Supplied data |
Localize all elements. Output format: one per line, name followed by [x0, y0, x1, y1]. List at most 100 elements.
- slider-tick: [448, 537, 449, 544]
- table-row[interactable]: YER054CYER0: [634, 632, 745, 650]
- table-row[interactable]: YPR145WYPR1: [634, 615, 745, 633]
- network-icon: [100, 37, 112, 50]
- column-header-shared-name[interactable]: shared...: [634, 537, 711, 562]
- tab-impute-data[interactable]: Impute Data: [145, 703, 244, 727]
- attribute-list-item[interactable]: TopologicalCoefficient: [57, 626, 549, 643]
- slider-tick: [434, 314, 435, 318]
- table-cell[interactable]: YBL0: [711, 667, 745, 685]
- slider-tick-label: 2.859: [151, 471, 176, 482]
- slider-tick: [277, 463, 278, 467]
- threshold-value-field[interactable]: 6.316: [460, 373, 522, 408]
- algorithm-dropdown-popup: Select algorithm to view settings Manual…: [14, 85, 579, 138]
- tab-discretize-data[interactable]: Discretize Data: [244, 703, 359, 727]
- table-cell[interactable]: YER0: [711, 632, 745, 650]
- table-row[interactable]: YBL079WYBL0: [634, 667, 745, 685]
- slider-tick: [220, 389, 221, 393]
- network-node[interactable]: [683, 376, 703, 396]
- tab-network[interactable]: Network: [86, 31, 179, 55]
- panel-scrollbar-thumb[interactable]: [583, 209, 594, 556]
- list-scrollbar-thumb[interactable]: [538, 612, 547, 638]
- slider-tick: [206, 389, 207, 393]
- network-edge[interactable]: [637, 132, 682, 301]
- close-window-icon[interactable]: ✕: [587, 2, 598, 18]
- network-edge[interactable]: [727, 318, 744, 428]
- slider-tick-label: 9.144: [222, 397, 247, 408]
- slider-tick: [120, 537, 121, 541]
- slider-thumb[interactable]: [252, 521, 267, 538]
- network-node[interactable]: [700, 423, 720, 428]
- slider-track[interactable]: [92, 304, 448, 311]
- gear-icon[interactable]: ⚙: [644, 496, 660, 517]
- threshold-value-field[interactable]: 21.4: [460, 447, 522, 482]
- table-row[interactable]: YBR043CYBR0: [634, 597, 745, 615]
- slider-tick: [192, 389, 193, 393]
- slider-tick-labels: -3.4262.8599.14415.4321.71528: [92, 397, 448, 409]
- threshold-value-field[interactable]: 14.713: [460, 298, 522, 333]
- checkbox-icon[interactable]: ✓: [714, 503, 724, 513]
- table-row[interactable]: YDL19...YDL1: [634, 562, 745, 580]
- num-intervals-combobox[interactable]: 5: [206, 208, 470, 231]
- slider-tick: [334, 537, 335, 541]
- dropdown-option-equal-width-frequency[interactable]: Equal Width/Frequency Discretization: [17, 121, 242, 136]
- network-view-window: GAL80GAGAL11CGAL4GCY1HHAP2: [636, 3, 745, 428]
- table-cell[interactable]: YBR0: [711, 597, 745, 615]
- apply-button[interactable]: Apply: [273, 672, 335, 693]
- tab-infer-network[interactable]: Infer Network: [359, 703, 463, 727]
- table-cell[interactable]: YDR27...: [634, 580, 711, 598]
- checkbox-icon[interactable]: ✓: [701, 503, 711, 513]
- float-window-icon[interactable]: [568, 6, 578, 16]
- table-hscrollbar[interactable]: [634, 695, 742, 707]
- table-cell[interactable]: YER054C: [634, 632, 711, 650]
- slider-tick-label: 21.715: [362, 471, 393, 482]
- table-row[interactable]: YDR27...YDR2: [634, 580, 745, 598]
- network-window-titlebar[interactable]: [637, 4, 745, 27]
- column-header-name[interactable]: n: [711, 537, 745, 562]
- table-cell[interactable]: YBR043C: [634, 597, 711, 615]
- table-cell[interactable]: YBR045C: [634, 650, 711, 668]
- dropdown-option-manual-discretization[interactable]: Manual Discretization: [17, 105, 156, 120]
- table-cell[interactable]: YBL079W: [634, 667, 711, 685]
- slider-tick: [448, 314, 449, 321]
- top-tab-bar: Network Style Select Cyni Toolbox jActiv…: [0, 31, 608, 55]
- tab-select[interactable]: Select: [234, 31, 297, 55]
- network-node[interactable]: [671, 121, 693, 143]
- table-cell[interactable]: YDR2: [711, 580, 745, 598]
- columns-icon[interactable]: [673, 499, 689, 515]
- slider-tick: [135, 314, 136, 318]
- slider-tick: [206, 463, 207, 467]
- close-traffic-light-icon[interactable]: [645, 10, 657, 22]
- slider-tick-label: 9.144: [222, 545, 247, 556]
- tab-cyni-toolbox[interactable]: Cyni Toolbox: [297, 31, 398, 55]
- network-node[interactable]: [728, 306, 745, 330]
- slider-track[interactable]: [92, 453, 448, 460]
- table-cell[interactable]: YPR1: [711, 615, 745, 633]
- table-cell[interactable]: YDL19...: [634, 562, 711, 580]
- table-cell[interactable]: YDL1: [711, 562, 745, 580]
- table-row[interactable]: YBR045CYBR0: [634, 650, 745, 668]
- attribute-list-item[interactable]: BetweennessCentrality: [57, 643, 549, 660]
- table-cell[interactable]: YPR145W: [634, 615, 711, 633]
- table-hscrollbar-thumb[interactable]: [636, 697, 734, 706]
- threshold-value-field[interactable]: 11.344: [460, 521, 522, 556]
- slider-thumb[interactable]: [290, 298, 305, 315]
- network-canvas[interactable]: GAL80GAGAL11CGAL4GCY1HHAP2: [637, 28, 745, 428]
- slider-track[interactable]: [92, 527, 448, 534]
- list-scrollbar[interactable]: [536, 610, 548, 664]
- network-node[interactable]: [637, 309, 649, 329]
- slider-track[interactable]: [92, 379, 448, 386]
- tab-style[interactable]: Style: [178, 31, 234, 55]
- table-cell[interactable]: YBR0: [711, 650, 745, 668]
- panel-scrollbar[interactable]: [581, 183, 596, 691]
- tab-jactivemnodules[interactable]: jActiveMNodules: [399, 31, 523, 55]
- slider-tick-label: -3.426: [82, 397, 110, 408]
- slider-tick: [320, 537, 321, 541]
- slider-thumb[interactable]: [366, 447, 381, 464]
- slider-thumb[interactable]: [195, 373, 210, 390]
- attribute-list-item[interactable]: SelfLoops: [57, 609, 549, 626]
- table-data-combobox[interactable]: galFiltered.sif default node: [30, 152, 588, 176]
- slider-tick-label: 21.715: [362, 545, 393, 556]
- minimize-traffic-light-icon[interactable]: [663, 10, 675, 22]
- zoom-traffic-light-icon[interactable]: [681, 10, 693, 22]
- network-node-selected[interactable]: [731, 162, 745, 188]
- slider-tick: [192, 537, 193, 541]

Task description |
Format all the rows above as a numbered list, leaving out any blank lines.

Final result |
1. Localize all elements. Output format: one per line, name followed by [x0, y0, x1, y1]. List at most 100 elements.
2. - slider-tick: [448, 537, 449, 544]
3. - table-row[interactable]: YER054CYER0: [634, 632, 745, 650]
4. - table-row[interactable]: YPR145WYPR1: [634, 615, 745, 633]
5. - network-icon: [100, 37, 112, 50]
6. - column-header-shared-name[interactable]: shared...: [634, 537, 711, 562]
7. - tab-impute-data[interactable]: Impute Data: [145, 703, 244, 727]
8. - attribute-list-item[interactable]: TopologicalCoefficient: [57, 626, 549, 643]
9. - slider-tick: [434, 314, 435, 318]
10. - table-cell[interactable]: YBL0: [711, 667, 745, 685]
11. - slider-tick-label: 2.859: [151, 471, 176, 482]
12. - slider-tick: [277, 463, 278, 467]
13. - threshold-value-field[interactable]: 6.316: [460, 373, 522, 408]
14. - algorithm-dropdown-popup: Select algorithm to view settings Manual…: [14, 85, 579, 138]
15. - tab-discretize-data[interactable]: Discretize Data: [244, 703, 359, 727]
16. - table-cell[interactable]: YER0: [711, 632, 745, 650]
17. - table-row[interactable]: YBL079WYBL0: [634, 667, 745, 685]
18. - slider-tick: [220, 389, 221, 393]
19. - network-node[interactable]: [683, 376, 703, 396]
20. - tab-network[interactable]: Network: [86, 31, 179, 55]
21. - panel-scrollbar-thumb[interactable]: [583, 209, 594, 556]
22. - list-scrollbar-thumb[interactable]: [538, 612, 547, 638]
23. - slider-tick: [206, 389, 207, 393]
24. - network-edge[interactable]: [637, 132, 682, 301]
25. - close-window-icon[interactable]: ✕: [587, 2, 598, 18]
26. - network-edge[interactable]: [727, 318, 744, 428]
27. - slider-tick-label: 9.144: [222, 397, 247, 408]
28. - slider-tick: [120, 537, 121, 541]
29. - slider-thumb[interactable]: [252, 521, 267, 538]
30. - network-node[interactable]: [700, 423, 720, 428]
31. - slider-track[interactable]: [92, 304, 448, 311]
32. - gear-icon[interactable]: ⚙: [644, 496, 660, 517]
33. - threshold-value-field[interactable]: 21.4: [460, 447, 522, 482]
34. - table-row[interactable]: YBR043CYBR0: [634, 597, 745, 615]
35. - slider-tick: [192, 389, 193, 393]
36. - slider-tick-labels: -3.4262.8599.14415.4321.71528: [92, 397, 448, 409]
37. - threshold-value-field[interactable]: 14.713: [460, 298, 522, 333]
38. - checkbox-icon[interactable]: ✓: [714, 503, 724, 513]
39. - table-row[interactable]: YDL19...YDL1: [634, 562, 745, 580]
40. - num-intervals-combobox[interactable]: 5: [206, 208, 470, 231]
41. - slider-tick: [334, 537, 335, 541]
42. - dropdown-option-equal-width-frequency[interactable]: Equal Width/Frequency Discretization: [17, 121, 242, 136]
43. - network-view-window: GAL80GAGAL11CGAL4GCY1HHAP2: [636, 3, 745, 428]
44. - table-cell[interactable]: YBR0: [711, 597, 745, 615]
45. - apply-button[interactable]: Apply: [273, 672, 335, 693]
46. - tab-infer-network[interactable]: Infer Network: [359, 703, 463, 727]
47. - table-cell[interactable]: YDR27...: [634, 580, 711, 598]
48. - checkbox-icon[interactable]: ✓: [701, 503, 711, 513]
49. - float-window-icon[interactable]: [568, 6, 578, 16]
50. - table-hscrollbar[interactable]: [634, 695, 742, 707]
51. - table-cell[interactable]: YER054C: [634, 632, 711, 650]
52. - slider-tick-label: 21.715: [362, 471, 393, 482]
53. - table-row[interactable]: YDR27...YDR2: [634, 580, 745, 598]
54. - network-window-titlebar[interactable]: [637, 4, 745, 27]
55. - column-header-name[interactable]: n: [711, 537, 745, 562]
56. - table-cell[interactable]: YBR043C: [634, 597, 711, 615]
57. - table-cell[interactable]: YBR045C: [634, 650, 711, 668]
58. - dropdown-option-manual-discretization[interactable]: Manual Discretization: [17, 105, 156, 120]
59. - table-cell[interactable]: YBL079W: [634, 667, 711, 685]
60. - slider-tick: [448, 314, 449, 321]
61. - top-tab-bar: Network Style Select Cyni Toolbox jActiv…: [0, 31, 608, 55]
62. - tab-select[interactable]: Select: [234, 31, 297, 55]
63. - network-node[interactable]: [671, 121, 693, 143]
64. - table-cell[interactable]: YDR2: [711, 580, 745, 598]
65. - columns-icon[interactable]: [673, 499, 689, 515]
66. - slider-tick: [135, 314, 136, 318]
67. - slider-tick: [206, 463, 207, 467]
68. - close-traffic-light-icon[interactable]: [645, 10, 657, 22]
69. - slider-tick-label: 9.144: [222, 545, 247, 556]
70. - tab-cyni-toolbox[interactable]: Cyni Toolbox: [297, 31, 398, 55]
71. - network-node[interactable]: [728, 306, 745, 330]
72. - slider-track[interactable]: [92, 453, 448, 460]
73. - table-cell[interactable]: YPR1: [711, 615, 745, 633]
74. - table-cell[interactable]: YDL19...: [634, 562, 711, 580]
75. - table-cell[interactable]: YDL1: [711, 562, 745, 580]
76. - table-row[interactable]: YBR045CYBR0: [634, 650, 745, 668]
77. - attribute-list-item[interactable]: BetweennessCentrality: [57, 643, 549, 660]
78. - table-cell[interactable]: YPR145W: [634, 615, 711, 633]
79. - table-hscrollbar-thumb[interactable]: [636, 697, 734, 706]
80. - threshold-value-field[interactable]: 11.344: [460, 521, 522, 556]
81. - slider-thumb[interactable]: [290, 298, 305, 315]
82. - network-canvas[interactable]: GAL80GAGAL11CGAL4GCY1HHAP2: [637, 28, 745, 428]
83. - slider-track[interactable]: [92, 527, 448, 534]
84. - list-scrollbar[interactable]: [536, 610, 548, 664]
85. - network-node[interactable]: [637, 309, 649, 329]
86. - slider-track[interactable]: [92, 379, 448, 386]
87. - tab-style[interactable]: Style: [178, 31, 234, 55]
88. - table-cell[interactable]: YBR0: [711, 650, 745, 668]
89. - panel-scrollbar[interactable]: [581, 183, 596, 691]
90. - tab-jactivemnodules[interactable]: jActiveMNodules: [399, 31, 523, 55]
91. - slider-tick-label: -3.426: [82, 397, 110, 408]
92. - slider-tick: [320, 537, 321, 541]
93. - slider-thumb[interactable]: [366, 447, 381, 464]
94. - slider-thumb[interactable]: [195, 373, 210, 390]
95. - attribute-list-item[interactable]: SelfLoops: [57, 609, 549, 626]
96. - table-data-combobox[interactable]: galFiltered.sif default node: [30, 152, 588, 176]
97. - slider-tick-label: 21.715: [362, 545, 393, 556]
98. - minimize-traffic-light-icon[interactable]: [663, 10, 675, 22]
99. - zoom-traffic-light-icon[interactable]: [681, 10, 693, 22]
100. - network-node-selected[interactable]: [731, 162, 745, 188]
101. - slider-tick: [192, 537, 193, 541]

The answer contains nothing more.